* Records for this exercise *
● ● ● ●

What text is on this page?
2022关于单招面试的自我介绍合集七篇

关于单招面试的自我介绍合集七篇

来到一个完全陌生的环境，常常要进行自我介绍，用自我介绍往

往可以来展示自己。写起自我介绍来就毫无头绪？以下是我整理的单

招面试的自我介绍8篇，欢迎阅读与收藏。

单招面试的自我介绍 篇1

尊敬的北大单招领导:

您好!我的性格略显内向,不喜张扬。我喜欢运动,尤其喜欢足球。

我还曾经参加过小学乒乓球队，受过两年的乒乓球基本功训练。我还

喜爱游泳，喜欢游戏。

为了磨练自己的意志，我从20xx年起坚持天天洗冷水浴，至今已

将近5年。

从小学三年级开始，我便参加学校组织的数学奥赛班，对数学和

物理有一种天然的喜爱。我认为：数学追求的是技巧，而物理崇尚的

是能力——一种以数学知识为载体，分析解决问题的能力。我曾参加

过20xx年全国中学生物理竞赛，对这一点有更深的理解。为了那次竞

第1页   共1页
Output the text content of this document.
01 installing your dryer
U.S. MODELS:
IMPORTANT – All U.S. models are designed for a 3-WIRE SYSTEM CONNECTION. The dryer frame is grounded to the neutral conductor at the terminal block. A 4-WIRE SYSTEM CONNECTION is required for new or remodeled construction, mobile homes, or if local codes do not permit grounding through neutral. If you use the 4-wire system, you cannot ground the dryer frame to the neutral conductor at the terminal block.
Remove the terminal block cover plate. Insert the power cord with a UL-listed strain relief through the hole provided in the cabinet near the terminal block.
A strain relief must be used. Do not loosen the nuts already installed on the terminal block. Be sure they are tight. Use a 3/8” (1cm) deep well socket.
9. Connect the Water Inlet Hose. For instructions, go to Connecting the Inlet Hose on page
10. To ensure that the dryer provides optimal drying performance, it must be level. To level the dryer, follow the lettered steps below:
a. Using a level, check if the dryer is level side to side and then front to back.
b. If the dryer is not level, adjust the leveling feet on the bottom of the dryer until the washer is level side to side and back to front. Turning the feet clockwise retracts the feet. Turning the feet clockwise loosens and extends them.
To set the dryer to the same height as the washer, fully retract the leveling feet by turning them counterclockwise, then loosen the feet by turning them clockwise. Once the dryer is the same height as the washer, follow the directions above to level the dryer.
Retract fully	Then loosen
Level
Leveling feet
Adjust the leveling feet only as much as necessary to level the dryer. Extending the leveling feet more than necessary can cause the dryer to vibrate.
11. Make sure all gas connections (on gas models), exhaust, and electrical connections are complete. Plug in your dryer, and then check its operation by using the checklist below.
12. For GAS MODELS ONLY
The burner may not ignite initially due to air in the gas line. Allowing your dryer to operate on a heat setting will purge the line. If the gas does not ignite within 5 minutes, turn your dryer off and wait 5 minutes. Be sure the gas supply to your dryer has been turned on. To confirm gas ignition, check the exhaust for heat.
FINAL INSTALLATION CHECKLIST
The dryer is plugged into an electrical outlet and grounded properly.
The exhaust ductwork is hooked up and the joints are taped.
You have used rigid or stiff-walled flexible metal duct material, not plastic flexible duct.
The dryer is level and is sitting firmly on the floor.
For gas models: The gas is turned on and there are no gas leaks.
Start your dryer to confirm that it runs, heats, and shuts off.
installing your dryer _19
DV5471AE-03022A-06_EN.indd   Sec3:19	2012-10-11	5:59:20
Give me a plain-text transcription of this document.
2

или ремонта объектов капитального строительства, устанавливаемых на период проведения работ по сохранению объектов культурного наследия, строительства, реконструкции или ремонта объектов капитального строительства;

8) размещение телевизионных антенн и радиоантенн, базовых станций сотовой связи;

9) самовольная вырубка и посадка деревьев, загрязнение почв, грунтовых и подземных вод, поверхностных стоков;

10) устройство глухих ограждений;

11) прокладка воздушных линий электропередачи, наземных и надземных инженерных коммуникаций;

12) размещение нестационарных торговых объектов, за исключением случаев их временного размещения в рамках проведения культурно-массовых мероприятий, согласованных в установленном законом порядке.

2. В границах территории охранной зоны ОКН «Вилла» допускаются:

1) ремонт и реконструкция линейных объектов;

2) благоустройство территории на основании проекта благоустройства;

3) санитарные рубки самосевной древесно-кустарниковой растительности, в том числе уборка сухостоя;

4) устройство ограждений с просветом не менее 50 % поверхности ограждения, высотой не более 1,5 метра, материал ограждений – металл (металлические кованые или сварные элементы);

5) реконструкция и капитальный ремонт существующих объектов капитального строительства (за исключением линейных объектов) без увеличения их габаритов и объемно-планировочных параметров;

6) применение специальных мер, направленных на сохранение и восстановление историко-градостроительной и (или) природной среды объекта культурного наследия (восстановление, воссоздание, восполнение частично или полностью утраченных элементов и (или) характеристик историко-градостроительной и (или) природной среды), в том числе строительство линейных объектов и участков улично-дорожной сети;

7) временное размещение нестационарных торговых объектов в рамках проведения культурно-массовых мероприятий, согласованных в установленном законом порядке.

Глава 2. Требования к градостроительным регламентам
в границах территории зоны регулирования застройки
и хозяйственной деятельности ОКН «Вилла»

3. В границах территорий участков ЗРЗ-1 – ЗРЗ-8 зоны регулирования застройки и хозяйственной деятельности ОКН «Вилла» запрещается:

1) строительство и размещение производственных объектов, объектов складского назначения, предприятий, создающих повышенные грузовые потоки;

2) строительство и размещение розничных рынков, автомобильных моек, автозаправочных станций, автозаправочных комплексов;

● ● ● ●

* Exercise directions *
Pull out each line containing the word "document" and copy it.

* Answer to this problem *
Output the text content of this document.
Give me a plain-text transcription of this document.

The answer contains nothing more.